WRITTEN INSTRUCTION >> Locate every line in the records below that holds the word "text" and return each one.

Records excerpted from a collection
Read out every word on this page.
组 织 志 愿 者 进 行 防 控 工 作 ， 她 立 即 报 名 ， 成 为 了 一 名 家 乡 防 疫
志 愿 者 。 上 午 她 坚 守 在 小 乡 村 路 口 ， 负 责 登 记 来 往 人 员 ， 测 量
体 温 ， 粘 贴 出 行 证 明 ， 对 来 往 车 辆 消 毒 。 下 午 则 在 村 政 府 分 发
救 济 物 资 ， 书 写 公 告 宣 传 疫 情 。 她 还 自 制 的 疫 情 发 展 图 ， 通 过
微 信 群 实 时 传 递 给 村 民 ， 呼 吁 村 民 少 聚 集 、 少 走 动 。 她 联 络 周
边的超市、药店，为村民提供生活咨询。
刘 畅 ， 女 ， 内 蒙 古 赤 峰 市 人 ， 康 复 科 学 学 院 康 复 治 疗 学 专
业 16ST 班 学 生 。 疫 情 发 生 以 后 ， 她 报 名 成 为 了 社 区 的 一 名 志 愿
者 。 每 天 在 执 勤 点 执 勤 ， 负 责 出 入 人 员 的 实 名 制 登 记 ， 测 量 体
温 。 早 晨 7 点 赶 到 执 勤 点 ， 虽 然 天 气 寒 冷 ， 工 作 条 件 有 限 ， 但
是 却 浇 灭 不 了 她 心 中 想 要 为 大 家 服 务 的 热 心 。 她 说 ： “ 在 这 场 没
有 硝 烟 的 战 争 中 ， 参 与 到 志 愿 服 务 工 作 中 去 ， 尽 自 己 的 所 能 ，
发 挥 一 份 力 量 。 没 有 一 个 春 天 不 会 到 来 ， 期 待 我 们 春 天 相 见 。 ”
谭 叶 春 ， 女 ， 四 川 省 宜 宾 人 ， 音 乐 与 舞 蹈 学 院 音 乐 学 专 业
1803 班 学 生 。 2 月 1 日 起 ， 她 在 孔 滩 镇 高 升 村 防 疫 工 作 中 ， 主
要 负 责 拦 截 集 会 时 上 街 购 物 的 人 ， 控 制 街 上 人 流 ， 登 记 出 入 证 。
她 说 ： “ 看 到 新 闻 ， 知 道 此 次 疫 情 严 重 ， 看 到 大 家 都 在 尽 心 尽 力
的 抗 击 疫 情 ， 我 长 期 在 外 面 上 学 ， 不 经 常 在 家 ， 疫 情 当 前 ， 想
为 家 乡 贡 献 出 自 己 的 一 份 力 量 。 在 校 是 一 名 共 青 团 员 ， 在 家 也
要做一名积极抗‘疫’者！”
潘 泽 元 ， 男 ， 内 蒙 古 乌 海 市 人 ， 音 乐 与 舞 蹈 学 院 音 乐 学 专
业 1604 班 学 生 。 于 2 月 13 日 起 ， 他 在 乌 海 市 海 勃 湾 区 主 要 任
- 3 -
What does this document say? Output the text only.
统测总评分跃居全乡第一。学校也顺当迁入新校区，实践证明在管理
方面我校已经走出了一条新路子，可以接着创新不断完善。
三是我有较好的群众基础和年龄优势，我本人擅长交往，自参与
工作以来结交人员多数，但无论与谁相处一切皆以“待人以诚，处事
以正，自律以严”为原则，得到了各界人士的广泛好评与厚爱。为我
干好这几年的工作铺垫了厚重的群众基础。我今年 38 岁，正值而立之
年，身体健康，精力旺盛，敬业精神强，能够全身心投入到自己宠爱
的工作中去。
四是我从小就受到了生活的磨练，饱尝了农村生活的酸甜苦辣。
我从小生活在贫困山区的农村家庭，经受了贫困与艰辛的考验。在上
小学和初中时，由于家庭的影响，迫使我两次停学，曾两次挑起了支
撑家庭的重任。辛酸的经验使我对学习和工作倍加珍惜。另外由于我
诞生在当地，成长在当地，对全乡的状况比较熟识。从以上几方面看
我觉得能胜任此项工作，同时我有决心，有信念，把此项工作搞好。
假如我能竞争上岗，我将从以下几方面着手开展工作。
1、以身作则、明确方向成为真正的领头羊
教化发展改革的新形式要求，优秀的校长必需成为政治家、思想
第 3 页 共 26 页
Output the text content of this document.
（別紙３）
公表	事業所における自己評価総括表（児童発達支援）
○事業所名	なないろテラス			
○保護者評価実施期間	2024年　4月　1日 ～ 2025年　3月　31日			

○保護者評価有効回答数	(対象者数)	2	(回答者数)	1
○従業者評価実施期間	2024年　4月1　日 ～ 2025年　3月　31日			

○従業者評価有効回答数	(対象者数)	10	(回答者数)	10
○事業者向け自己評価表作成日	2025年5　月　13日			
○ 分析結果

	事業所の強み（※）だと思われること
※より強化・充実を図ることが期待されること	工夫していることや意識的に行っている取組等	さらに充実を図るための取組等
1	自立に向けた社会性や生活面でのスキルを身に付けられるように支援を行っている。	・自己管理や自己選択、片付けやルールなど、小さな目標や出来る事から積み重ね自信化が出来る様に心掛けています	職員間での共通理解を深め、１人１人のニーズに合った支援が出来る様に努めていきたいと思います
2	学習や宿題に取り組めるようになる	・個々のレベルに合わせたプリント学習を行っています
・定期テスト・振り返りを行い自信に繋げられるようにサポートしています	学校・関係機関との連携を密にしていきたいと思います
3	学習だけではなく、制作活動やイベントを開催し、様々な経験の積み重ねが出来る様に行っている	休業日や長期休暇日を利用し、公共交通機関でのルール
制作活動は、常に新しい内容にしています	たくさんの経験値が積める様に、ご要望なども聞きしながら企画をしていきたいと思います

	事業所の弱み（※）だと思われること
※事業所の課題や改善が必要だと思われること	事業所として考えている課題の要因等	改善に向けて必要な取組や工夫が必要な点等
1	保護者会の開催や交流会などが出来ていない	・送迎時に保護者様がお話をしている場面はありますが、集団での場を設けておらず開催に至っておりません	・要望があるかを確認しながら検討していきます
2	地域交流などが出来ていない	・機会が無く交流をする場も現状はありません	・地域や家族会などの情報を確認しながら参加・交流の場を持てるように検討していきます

ANSWER TO THE TASK >>
What does this document say? Output the text only.
Output the text content of this document.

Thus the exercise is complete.